Task details ::
How many lines hold the string "screenshot"? Reply with the number alone.

....

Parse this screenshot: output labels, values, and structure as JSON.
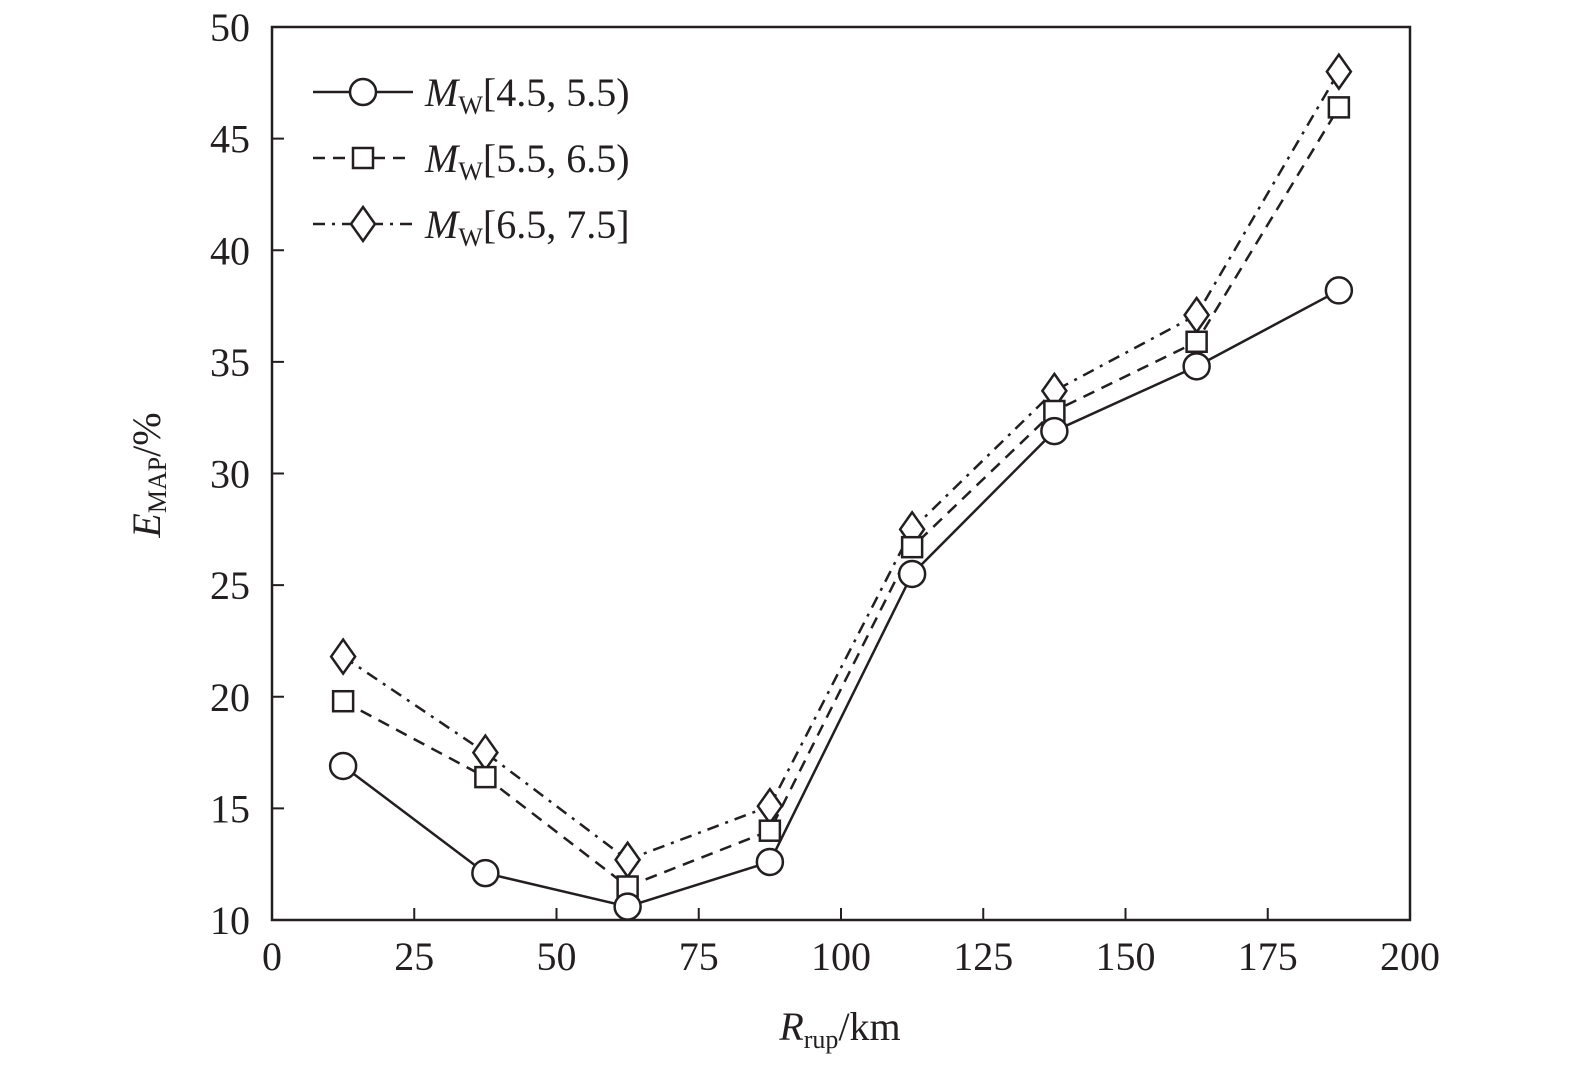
{
  "chart_data": {
    "type": "line",
    "title": "",
    "xlabel": {
      "main": "R",
      "sub": "rup",
      "unit": "/km"
    },
    "ylabel": {
      "main": "E",
      "sub": "MAP",
      "unit": "/%"
    },
    "xlim": [
      0,
      200
    ],
    "ylim": [
      10,
      50
    ],
    "xticks": [
      0,
      25,
      50,
      75,
      100,
      125,
      150,
      175,
      200
    ],
    "yticks": [
      10,
      15,
      20,
      25,
      30,
      35,
      40,
      45,
      50
    ],
    "grid": false,
    "legend_position": "top-left",
    "x": [
      12.5,
      37.5,
      62.5,
      87.5,
      112.5,
      137.5,
      162.5,
      187.5
    ],
    "series": [
      {
        "name_main": "M",
        "name_sub": "W",
        "name_range": "[4.5, 5.5)",
        "marker": "circle",
        "line": "solid",
        "values": [
          16.9,
          12.1,
          10.6,
          12.6,
          25.5,
          31.9,
          34.8,
          38.2
        ]
      },
      {
        "name_main": "M",
        "name_sub": "W",
        "name_range": "[5.5, 6.5)",
        "marker": "square",
        "line": "dashed",
        "values": [
          19.8,
          16.4,
          11.5,
          14.0,
          26.7,
          32.8,
          35.9,
          46.4
        ]
      },
      {
        "name_main": "M",
        "name_sub": "W",
        "name_range": "[6.5, 7.5]",
        "marker": "diamond",
        "line": "dashdot",
        "values": [
          21.8,
          17.5,
          12.7,
          15.1,
          27.5,
          33.7,
          37.1,
          48.0
        ]
      }
    ],
    "color": "#231f20"
  }
}
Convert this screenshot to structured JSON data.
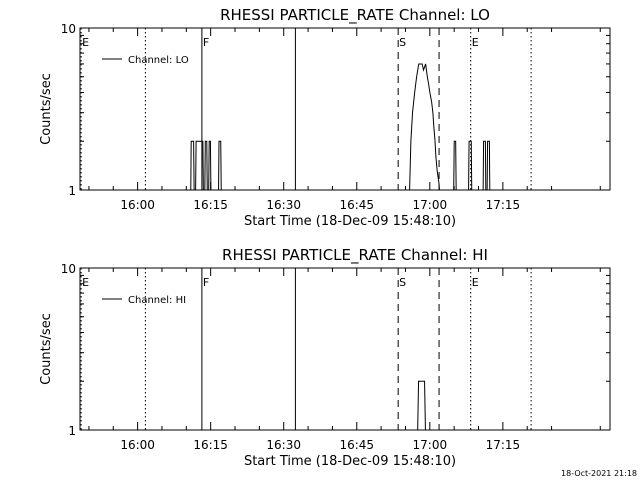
{
  "footer": {
    "timestamp": "18-Oct-2021 21:18"
  },
  "chart_data": [
    {
      "type": "line",
      "title": "RHESSI PARTICLE_RATE Channel: LO",
      "xlabel": "Start Time (18-Dec-09 15:48:10)",
      "ylabel": "Counts/sec",
      "x_unit": "minutes (time of day, 24h)",
      "xlim": [
        948.17,
        1057.0
      ],
      "ylim": [
        1,
        10
      ],
      "yscale": "log",
      "x_ticks": [
        {
          "label": "16:00",
          "value": 960
        },
        {
          "label": "16:15",
          "value": 975
        },
        {
          "label": "16:30",
          "value": 990
        },
        {
          "label": "16:45",
          "value": 1005
        },
        {
          "label": "17:00",
          "value": 1020
        },
        {
          "label": "17:15",
          "value": 1035
        }
      ],
      "y_ticks": [
        {
          "label": "1",
          "value": 1
        },
        {
          "label": "10",
          "value": 10
        }
      ],
      "legend": {
        "placement": "top-left",
        "entries": [
          "Channel: LO"
        ]
      },
      "grid": false,
      "series": [
        {
          "name": "Channel: LO",
          "x": [
            970.6,
            970.92,
            971.0,
            971.5,
            971.6,
            971.91,
            972.01,
            973.4,
            973.5,
            973.8,
            973.9,
            974.2,
            974.3,
            974.6,
            974.7,
            974.95,
            975.05,
            976.62,
            976.71,
            977.07,
            977.17,
            1015.85,
            1016.11,
            1016.45,
            1016.89,
            1017.29,
            1017.73,
            1018.43,
            1018.71,
            1019.14,
            1019.49,
            1019.76,
            1020.01,
            1020.37,
            1020.63,
            1020.81,
            1021.07,
            1021.25,
            1021.53,
            1021.88,
            1021.98,
            1024.91,
            1025.01,
            1025.31,
            1025.41,
            1027.96,
            1028.06,
            1028.51,
            1028.61,
            1030.95,
            1031.04,
            1031.41,
            1031.5,
            1031.77,
            1031.86,
            1032.23,
            1032.32
          ],
          "y": [
            1,
            1,
            2.0,
            2.0,
            1,
            1,
            2.0,
            2.0,
            1,
            1,
            2.0,
            2.0,
            1,
            1,
            2.0,
            2.0,
            1,
            1,
            2.0,
            2.0,
            1,
            1,
            2.0,
            3.0,
            4.0,
            5.0,
            6.0,
            6.0,
            5.5,
            6.0,
            5.0,
            4.5,
            4.0,
            3.5,
            3.0,
            2.5,
            2.0,
            1.6,
            1.3,
            1.1,
            1,
            1,
            2.0,
            2.0,
            1,
            1,
            2.0,
            2.0,
            1,
            1,
            2.0,
            2.0,
            1,
            1,
            2.0,
            2.0,
            1
          ]
        }
      ],
      "vertical_markers": [
        {
          "label": "E",
          "x": 948.4,
          "style": "dotted"
        },
        {
          "label": "",
          "x": 961.6,
          "style": "dotted"
        },
        {
          "label": "F",
          "x": 973.2,
          "style": "solid"
        },
        {
          "label": "",
          "x": 992.4,
          "style": "solid"
        },
        {
          "label": "S",
          "x": 1013.5,
          "style": "dashed"
        },
        {
          "label": "",
          "x": 1021.9,
          "style": "dashed"
        },
        {
          "label": "E",
          "x": 1028.4,
          "style": "dotted"
        },
        {
          "label": "",
          "x": 1040.8,
          "style": "dotted"
        }
      ]
    },
    {
      "type": "line",
      "title": "RHESSI PARTICLE_RATE Channel: HI",
      "xlabel": "Start Time (18-Dec-09 15:48:10)",
      "ylabel": "Counts/sec",
      "x_unit": "minutes (time of day, 24h)",
      "xlim": [
        948.17,
        1057.0
      ],
      "ylim": [
        1,
        10
      ],
      "yscale": "log",
      "x_ticks": [
        {
          "label": "16:00",
          "value": 960
        },
        {
          "label": "16:15",
          "value": 975
        },
        {
          "label": "16:30",
          "value": 990
        },
        {
          "label": "16:45",
          "value": 1005
        },
        {
          "label": "17:00",
          "value": 1020
        },
        {
          "label": "17:15",
          "value": 1035
        }
      ],
      "y_ticks": [
        {
          "label": "1",
          "value": 1
        },
        {
          "label": "10",
          "value": 10
        }
      ],
      "legend": {
        "placement": "top-left",
        "entries": [
          "Channel: HI"
        ]
      },
      "grid": false,
      "series": [
        {
          "name": "Channel: HI",
          "x": [
            1016.98,
            1017.51,
            1017.69,
            1018.92,
            1019.1,
            1019.36
          ],
          "y": [
            1,
            1,
            2.0,
            2.0,
            1,
            1
          ]
        }
      ],
      "vertical_markers": [
        {
          "label": "E",
          "x": 948.4,
          "style": "dotted"
        },
        {
          "label": "",
          "x": 961.6,
          "style": "dotted"
        },
        {
          "label": "F",
          "x": 973.2,
          "style": "solid"
        },
        {
          "label": "",
          "x": 992.4,
          "style": "solid"
        },
        {
          "label": "S",
          "x": 1013.5,
          "style": "dashed"
        },
        {
          "label": "",
          "x": 1021.9,
          "style": "dashed"
        },
        {
          "label": "E",
          "x": 1028.4,
          "style": "dotted"
        },
        {
          "label": "",
          "x": 1040.8,
          "style": "dotted"
        }
      ]
    }
  ]
}
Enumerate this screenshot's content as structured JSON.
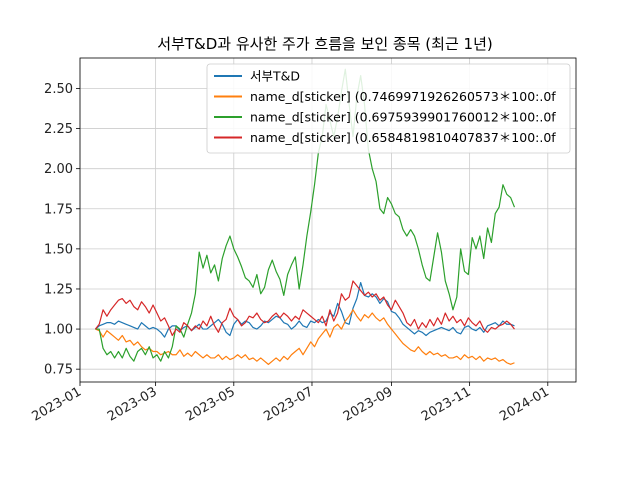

....

Solved problem ::
3